_DIRECTIVE_
Leave out every picture, then transcribe the rest of the listing exactly.

** start RECORDS TO USE **

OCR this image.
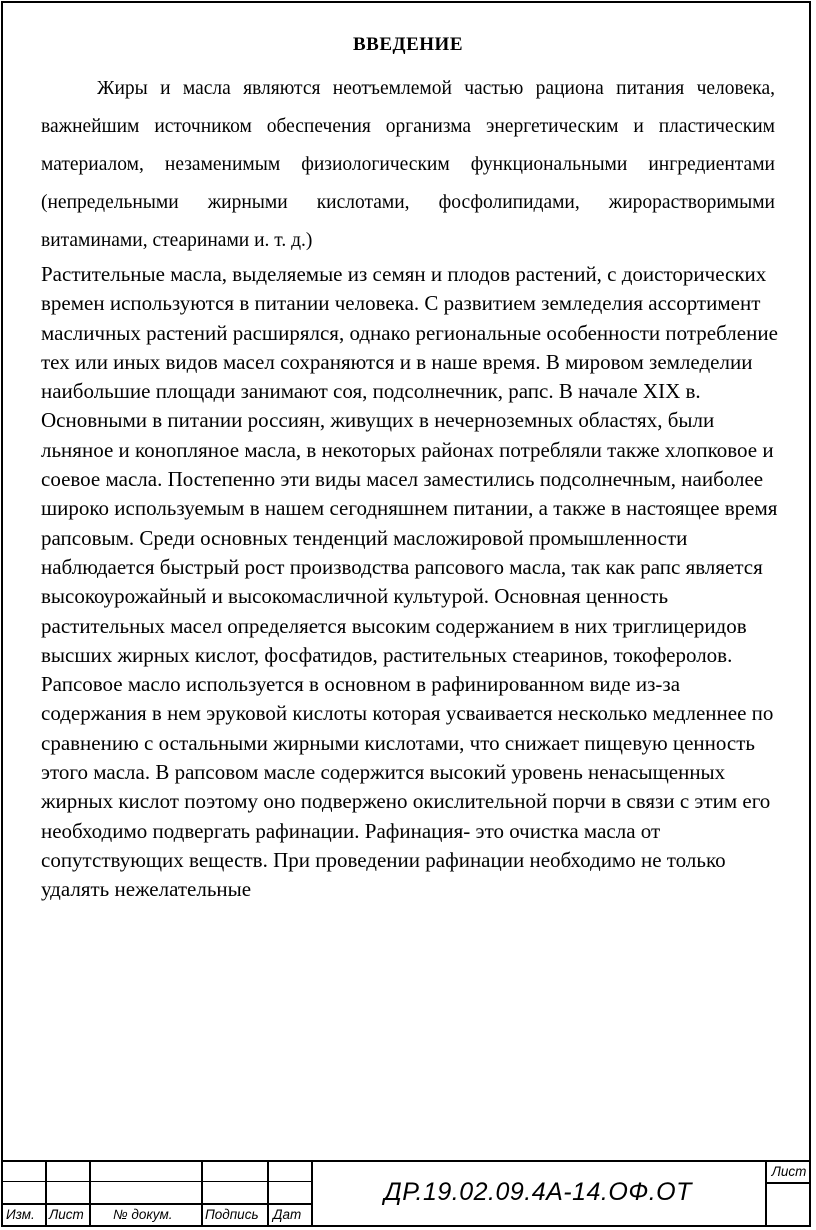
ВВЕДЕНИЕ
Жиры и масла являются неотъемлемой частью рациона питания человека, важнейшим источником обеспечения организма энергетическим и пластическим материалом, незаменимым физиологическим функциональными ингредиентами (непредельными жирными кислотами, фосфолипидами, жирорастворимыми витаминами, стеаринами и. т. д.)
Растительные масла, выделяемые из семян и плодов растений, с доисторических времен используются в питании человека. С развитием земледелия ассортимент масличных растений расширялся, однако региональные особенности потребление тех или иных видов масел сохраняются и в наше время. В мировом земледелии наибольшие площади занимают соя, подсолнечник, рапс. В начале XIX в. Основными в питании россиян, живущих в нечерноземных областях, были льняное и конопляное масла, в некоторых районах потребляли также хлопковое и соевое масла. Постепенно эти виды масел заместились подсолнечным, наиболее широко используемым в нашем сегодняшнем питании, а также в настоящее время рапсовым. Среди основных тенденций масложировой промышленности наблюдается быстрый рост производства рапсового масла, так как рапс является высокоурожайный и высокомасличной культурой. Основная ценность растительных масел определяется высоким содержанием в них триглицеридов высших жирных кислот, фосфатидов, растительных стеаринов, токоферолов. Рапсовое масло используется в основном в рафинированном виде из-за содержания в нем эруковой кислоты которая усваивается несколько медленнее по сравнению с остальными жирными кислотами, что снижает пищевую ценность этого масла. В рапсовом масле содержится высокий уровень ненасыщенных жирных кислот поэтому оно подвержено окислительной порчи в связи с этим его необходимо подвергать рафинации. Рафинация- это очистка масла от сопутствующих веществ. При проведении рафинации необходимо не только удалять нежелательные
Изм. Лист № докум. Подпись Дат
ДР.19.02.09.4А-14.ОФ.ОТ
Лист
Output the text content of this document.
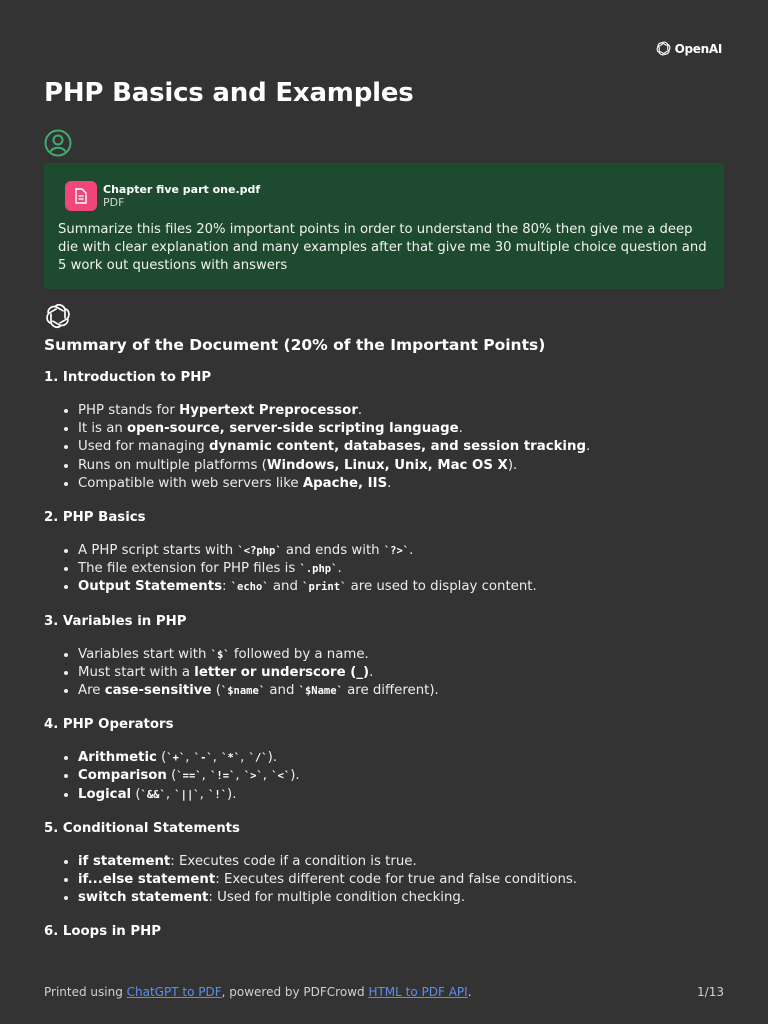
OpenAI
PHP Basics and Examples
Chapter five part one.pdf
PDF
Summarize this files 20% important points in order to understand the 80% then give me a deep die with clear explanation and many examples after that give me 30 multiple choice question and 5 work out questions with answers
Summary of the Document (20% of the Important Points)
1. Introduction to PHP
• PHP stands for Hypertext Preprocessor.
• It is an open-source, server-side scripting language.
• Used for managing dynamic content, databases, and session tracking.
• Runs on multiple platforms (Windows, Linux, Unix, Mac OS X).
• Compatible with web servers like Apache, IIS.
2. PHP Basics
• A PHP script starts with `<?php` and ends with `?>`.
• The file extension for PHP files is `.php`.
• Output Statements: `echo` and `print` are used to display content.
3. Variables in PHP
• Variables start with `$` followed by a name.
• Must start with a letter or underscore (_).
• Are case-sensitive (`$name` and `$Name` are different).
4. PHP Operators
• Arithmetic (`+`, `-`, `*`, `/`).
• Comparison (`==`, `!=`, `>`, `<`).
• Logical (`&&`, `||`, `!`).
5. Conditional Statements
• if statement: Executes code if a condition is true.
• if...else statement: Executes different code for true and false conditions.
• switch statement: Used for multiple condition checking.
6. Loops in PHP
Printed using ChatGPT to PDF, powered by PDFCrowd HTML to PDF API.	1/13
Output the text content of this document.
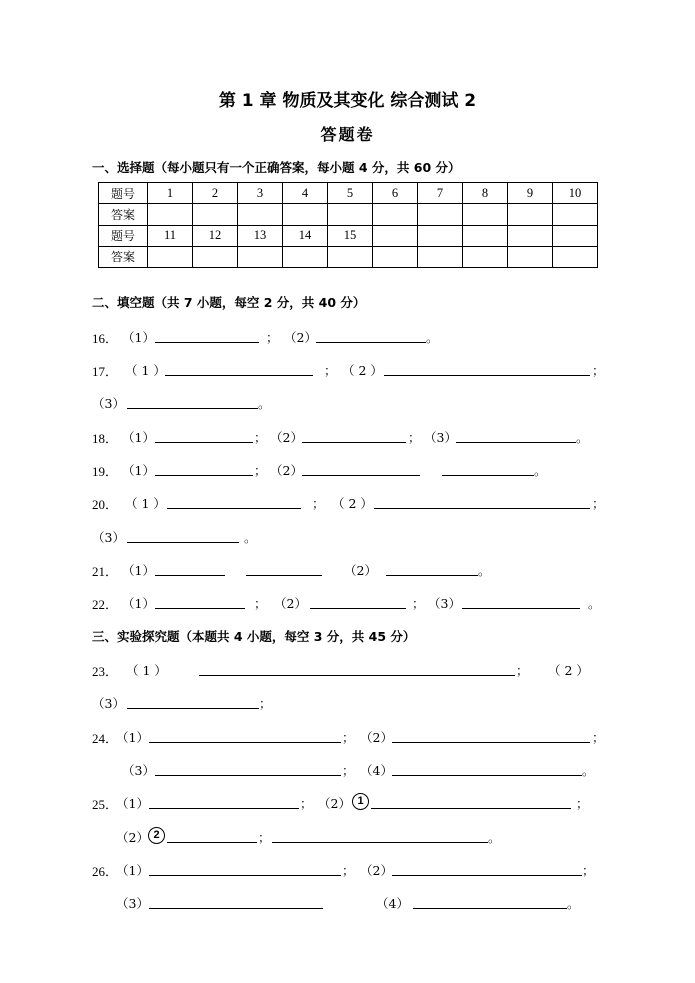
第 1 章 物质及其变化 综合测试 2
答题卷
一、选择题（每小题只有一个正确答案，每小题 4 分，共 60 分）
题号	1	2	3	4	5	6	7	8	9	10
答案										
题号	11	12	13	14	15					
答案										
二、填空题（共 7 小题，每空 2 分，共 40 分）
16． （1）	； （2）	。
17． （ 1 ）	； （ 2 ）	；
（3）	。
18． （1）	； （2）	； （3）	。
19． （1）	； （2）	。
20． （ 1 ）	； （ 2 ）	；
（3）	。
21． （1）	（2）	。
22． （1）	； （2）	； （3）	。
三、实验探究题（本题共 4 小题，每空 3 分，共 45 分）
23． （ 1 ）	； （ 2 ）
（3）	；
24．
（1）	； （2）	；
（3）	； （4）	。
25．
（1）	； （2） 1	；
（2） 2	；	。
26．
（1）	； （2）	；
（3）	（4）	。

** end RECORDS TO USE **

_FULL ANSWER_
OCR this image.
ВВЕДЕНИЕ
Жиры и масла являются неотъемлемой частью рациона питания человека, важнейшим источником обеспечения организма энергетическим и пластическим материалом, незаменимым физиологическим функциональными ингредиентами (непредельными жирными кислотами, фосфолипидами, жирорастворимыми витаминами, стеаринами и. т. д.)
Растительные масла, выделяемые из семян и плодов растений, с доисторических времен используются в питании человека. С развитием земледелия ассортимент масличных растений расширялся, однако региональные особенности потребление тех или иных видов масел сохраняются и в наше время. В мировом земледелии наибольшие площади занимают соя, подсолнечник, рапс. В начале XIX в. Основными в питании россиян, живущих в нечерноземных областях, были льняное и конопляное масла, в некоторых районах потребляли также хлопковое и соевое масла. Постепенно эти виды масел заместились подсолнечным, наиболее широко используемым в нашем сегодняшнем питании, а также в настоящее время рапсовым. Среди основных тенденций масложировой промышленности наблюдается быстрый рост производства рапсового масла, так как рапс является высокоурожайный и высокомасличной культурой. Основная ценность растительных масел определяется высоким содержанием в них триглицеридов высших жирных кислот, фосфатидов, растительных стеаринов, токоферолов. Рапсовое масло используется в основном в рафинированном виде из-за содержания в нем эруковой кислоты которая усваивается несколько медленнее по сравнению с остальными жирными кислотами, что снижает пищевую ценность этого масла. В рапсовом масле содержится высокий уровень ненасыщенных жирных кислот поэтому оно подвержено окислительной порчи в связи с этим его необходимо подвергать рафинации. Рафинация- это очистка масла от сопутствующих веществ. При проведении рафинации необходимо не только удалять нежелательные
Изм. Лист № докум. Подпись Дат
ДР.19.02.09.4А-14.ОФ.ОТ
Лист
Output the text content of this document.
OpenAI
PHP Basics and Examples
Chapter five part one.pdf
PDF
Summarize this files 20% important points in order to understand the 80% then give me a deep die with clear explanation and many examples after that give me 30 multiple choice question and 5 work out questions with answers
Summary of the Document (20% of the Important Points)
1. Introduction to PHP
• PHP stands for Hypertext Preprocessor.
• It is an open-source, server-side scripting language.
• Used for managing dynamic content, databases, and session tracking.
• Runs on multiple platforms (Windows, Linux, Unix, Mac OS X).
• Compatible with web servers like Apache, IIS.
2. PHP Basics
• A PHP script starts with `<?php` and ends with `?>`.
• The file extension for PHP files is `.php`.
• Output Statements: `echo` and `print` are used to display content.
3. Variables in PHP
• Variables start with `$` followed by a name.
• Must start with a letter or underscore (_).
• Are case-sensitive (`$name` and `$Name` are different).
4. PHP Operators
• Arithmetic (`+`, `-`, `*`, `/`).
• Comparison (`==`, `!=`, `>`, `<`).
• Logical (`&&`, `||`, `!`).
5. Conditional Statements
• if statement: Executes code if a condition is true.
• if...else statement: Executes different code for true and false conditions.
• switch statement: Used for multiple condition checking.
6. Loops in PHP
Printed using ChatGPT to PDF, powered by PDFCrowd HTML to PDF API.	1/13
Output the text content of this document.
第 1 章 物质及其变化 综合测试 2
答题卷
一、选择题（每小题只有一个正确答案，每小题 4 分，共 60 分）
题号	1	2	3	4	5	6	7	8	9	10
答案										
题号	11	12	13	14	15					
答案										
二、填空题（共 7 小题，每空 2 分，共 40 分）
16． （1）	； （2）	。
17． （ 1 ）	； （ 2 ）	；
（3）	。
18． （1）	； （2）	； （3）	。
19． （1）	； （2）	。
20． （ 1 ）	； （ 2 ）	；
（3）	。
21． （1）	（2）	。
22． （1）	； （2）	； （3）	。
三、实验探究题（本题共 4 小题，每空 3 分，共 45 分）
23． （ 1 ）	； （ 2 ）
（3）	；
24．
（1）	； （2）	；
（3）	； （4）	。
25．
（1）	； （2） 1	；
（2） 2	；	。
26．
（1）	； （2）	；
（3）	（4）	。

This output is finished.